## Task item:
Report all lines below with the word "subtitle".

## Given entries:
****************************************

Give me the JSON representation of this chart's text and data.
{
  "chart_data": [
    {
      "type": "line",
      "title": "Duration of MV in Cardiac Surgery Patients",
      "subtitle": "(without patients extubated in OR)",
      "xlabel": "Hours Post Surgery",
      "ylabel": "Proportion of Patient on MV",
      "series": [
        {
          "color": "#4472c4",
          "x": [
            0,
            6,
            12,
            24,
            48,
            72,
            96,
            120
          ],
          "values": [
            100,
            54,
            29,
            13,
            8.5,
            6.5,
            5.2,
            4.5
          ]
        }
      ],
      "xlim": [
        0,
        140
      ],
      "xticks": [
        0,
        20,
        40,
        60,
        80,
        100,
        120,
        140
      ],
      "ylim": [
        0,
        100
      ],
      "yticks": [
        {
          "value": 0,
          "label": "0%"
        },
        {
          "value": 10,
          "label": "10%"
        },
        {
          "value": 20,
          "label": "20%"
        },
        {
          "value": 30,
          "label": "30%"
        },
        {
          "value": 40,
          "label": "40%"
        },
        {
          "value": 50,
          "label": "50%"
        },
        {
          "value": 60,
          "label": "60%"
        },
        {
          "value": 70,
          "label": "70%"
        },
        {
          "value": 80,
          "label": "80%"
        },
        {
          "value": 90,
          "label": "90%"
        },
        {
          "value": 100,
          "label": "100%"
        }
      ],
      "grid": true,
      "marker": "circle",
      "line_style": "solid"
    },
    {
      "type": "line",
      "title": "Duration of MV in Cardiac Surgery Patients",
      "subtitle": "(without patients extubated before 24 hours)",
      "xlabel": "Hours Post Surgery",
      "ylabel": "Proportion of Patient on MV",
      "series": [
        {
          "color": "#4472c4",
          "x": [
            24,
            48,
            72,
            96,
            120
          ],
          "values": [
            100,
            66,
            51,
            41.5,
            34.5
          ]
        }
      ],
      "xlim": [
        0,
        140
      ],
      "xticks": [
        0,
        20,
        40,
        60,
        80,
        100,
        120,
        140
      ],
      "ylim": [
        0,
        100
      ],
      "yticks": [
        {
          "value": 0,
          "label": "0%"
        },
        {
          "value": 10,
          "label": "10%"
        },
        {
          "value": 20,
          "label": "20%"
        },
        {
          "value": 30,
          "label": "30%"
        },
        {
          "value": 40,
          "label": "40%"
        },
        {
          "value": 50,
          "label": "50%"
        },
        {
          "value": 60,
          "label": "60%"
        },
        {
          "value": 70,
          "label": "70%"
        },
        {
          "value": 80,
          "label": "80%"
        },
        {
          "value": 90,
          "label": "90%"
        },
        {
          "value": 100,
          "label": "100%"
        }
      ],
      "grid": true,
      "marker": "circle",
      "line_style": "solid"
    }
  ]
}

****************************************

## Task response:
      "subtitle": "(without patients extubated in OR)",
      "subtitle": "(without patients extubated before 24 hours)",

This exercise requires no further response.